Aim of the exercise: Set down, unchanged, the stretch of lines from the one containing "toc-left-column xyxy=(2,0,472,736)" through the one containing "toc-entry-title-first-line: Luetteloiden, kansioiden", with both of those included.

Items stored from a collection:
- - -

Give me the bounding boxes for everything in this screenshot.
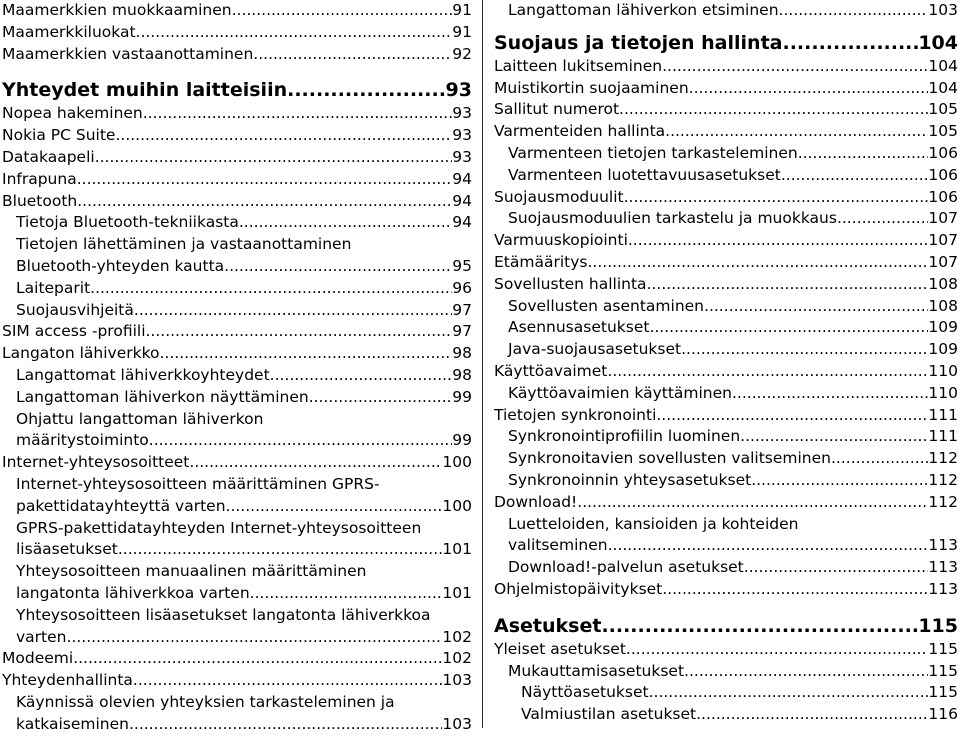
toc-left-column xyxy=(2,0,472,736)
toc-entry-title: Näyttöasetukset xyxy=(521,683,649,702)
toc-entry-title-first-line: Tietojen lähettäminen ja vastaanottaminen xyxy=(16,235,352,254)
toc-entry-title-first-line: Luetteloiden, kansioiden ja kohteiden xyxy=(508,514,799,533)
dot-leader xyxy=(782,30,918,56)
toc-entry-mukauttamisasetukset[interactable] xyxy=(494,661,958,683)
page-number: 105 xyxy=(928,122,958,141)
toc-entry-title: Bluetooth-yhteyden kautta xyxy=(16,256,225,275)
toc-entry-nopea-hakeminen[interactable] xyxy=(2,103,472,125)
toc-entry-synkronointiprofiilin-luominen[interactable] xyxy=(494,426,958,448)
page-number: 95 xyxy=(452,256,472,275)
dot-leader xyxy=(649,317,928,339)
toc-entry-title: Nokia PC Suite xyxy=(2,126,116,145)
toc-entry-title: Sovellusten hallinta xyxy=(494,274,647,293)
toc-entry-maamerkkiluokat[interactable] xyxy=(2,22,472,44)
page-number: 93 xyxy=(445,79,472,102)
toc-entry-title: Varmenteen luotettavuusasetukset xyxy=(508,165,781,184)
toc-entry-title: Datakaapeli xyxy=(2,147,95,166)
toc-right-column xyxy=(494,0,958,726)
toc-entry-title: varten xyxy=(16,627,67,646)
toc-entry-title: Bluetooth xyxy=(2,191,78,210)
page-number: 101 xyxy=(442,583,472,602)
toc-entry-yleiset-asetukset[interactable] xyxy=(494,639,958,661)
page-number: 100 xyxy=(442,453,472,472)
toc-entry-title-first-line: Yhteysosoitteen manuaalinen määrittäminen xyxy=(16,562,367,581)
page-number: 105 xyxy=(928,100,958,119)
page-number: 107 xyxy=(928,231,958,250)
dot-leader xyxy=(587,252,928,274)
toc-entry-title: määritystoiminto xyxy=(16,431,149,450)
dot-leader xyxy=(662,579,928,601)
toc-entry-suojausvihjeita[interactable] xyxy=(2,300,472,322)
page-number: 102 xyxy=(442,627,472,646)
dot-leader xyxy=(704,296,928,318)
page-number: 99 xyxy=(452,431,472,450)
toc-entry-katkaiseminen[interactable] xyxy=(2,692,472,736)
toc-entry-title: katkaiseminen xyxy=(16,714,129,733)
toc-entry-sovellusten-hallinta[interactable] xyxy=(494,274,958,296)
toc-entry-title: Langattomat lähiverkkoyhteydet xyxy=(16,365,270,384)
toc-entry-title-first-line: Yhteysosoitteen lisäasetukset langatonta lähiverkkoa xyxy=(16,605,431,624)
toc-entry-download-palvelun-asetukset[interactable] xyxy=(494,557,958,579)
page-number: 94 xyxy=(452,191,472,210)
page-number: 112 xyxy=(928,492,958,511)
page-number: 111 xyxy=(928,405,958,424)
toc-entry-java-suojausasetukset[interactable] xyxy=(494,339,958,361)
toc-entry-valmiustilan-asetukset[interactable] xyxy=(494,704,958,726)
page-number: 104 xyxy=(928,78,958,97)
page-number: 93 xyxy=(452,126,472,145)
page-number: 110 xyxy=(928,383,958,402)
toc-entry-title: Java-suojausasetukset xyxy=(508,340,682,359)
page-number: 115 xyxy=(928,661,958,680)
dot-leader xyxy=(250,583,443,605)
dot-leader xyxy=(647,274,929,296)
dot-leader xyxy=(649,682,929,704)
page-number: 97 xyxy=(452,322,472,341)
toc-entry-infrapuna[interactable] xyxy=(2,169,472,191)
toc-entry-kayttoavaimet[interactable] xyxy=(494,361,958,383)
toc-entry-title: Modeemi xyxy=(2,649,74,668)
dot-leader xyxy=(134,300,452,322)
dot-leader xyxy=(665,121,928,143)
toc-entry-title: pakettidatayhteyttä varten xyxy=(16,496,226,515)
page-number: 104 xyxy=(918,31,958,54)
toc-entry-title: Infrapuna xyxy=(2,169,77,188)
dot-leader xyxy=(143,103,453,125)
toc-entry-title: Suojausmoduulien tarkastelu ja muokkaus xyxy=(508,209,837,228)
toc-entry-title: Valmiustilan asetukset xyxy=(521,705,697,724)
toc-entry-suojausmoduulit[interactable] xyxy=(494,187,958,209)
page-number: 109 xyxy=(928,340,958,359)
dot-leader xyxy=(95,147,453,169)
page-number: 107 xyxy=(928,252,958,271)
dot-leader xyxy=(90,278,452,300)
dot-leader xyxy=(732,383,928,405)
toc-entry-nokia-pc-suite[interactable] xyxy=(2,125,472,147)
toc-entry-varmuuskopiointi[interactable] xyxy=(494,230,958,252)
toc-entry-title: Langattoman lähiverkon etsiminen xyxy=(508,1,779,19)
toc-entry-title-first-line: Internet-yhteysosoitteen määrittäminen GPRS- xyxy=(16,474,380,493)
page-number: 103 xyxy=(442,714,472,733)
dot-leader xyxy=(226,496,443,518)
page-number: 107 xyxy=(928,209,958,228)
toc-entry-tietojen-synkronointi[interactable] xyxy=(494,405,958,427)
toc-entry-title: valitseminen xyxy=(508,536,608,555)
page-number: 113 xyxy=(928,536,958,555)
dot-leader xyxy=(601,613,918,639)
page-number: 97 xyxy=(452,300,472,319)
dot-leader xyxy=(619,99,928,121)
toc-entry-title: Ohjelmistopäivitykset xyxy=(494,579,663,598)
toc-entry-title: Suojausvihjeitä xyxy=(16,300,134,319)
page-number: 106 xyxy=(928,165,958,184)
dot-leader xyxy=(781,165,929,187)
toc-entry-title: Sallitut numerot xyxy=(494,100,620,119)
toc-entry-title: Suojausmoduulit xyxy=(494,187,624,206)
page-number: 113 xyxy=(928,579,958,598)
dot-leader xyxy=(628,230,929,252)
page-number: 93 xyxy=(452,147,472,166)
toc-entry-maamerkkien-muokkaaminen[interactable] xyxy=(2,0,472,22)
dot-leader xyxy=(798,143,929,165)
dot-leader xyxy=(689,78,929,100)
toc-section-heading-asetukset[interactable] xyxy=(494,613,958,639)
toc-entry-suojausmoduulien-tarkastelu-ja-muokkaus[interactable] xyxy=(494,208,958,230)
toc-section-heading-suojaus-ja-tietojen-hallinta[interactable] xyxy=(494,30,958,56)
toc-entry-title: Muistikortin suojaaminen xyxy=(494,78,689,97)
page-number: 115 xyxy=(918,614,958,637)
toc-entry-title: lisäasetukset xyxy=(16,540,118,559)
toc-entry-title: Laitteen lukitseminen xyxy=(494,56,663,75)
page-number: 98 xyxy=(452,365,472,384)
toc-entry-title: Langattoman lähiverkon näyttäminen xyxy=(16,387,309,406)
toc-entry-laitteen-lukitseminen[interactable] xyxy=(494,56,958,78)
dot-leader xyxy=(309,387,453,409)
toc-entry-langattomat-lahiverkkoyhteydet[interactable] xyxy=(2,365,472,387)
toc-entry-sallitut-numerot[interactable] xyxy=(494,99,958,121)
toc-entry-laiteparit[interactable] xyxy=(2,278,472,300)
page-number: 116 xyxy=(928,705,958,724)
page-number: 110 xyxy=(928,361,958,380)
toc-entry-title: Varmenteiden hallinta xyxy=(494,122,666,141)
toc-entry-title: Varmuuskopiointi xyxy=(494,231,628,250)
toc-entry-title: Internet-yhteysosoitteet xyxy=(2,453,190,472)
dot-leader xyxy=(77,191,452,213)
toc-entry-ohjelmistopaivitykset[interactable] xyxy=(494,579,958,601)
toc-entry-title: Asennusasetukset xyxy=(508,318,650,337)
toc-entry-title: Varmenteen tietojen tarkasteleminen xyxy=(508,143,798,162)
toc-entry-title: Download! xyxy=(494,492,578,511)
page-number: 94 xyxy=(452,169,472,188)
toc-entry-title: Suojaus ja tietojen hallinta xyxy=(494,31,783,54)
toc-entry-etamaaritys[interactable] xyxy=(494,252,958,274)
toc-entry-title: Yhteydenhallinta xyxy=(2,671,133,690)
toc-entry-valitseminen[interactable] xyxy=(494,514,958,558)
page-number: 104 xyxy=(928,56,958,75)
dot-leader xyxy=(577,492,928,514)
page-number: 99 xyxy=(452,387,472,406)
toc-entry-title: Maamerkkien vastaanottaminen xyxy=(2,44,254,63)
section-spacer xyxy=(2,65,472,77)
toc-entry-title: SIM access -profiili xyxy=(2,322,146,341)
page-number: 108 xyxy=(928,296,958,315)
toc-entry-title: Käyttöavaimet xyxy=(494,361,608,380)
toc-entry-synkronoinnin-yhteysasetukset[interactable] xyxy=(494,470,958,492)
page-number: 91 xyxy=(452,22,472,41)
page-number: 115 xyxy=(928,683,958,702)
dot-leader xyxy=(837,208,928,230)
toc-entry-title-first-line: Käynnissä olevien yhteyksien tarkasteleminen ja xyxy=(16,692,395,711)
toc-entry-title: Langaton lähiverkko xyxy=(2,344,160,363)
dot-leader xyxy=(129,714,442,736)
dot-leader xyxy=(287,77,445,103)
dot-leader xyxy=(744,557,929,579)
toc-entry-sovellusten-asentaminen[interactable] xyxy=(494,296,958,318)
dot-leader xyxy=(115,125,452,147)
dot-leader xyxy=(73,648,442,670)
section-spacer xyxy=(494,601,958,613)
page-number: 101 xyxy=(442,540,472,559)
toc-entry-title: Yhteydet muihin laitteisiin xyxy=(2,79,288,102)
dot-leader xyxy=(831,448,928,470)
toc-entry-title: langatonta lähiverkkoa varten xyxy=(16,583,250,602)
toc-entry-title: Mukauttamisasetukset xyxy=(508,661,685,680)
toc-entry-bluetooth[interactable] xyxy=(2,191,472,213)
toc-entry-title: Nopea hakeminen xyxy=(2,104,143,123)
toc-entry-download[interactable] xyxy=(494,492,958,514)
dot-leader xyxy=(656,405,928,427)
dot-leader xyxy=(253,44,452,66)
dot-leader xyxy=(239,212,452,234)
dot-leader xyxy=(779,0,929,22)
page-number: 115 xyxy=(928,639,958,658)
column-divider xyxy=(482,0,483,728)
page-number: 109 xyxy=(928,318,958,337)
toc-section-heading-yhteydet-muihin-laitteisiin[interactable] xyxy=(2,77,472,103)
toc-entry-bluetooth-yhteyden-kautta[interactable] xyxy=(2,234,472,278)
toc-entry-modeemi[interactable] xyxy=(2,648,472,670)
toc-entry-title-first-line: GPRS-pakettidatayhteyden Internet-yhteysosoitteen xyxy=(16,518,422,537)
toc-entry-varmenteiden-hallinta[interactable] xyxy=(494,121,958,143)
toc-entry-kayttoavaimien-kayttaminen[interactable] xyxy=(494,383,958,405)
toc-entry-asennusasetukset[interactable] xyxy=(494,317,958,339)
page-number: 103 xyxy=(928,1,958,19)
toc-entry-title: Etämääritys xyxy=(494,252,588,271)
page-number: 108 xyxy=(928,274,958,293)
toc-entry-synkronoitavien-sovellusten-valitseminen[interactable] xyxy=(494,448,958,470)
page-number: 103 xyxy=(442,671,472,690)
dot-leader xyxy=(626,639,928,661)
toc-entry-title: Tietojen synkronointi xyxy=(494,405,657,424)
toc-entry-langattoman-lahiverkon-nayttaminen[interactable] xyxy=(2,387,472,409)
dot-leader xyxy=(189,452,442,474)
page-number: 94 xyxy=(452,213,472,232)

- - -

Problem solution:
toc-left-column xyxy=(2,0,472,736)
toc-entry-title: Näyttöasetukset xyxy=(521,683,649,702)
toc-entry-title-first-line: Tietojen lähettäminen ja vastaanottaminen xyxy=(16,235,352,254)
toc-entry-title-first-line: Luetteloiden, kansioiden ja kohteiden xyxy=(508,514,799,533)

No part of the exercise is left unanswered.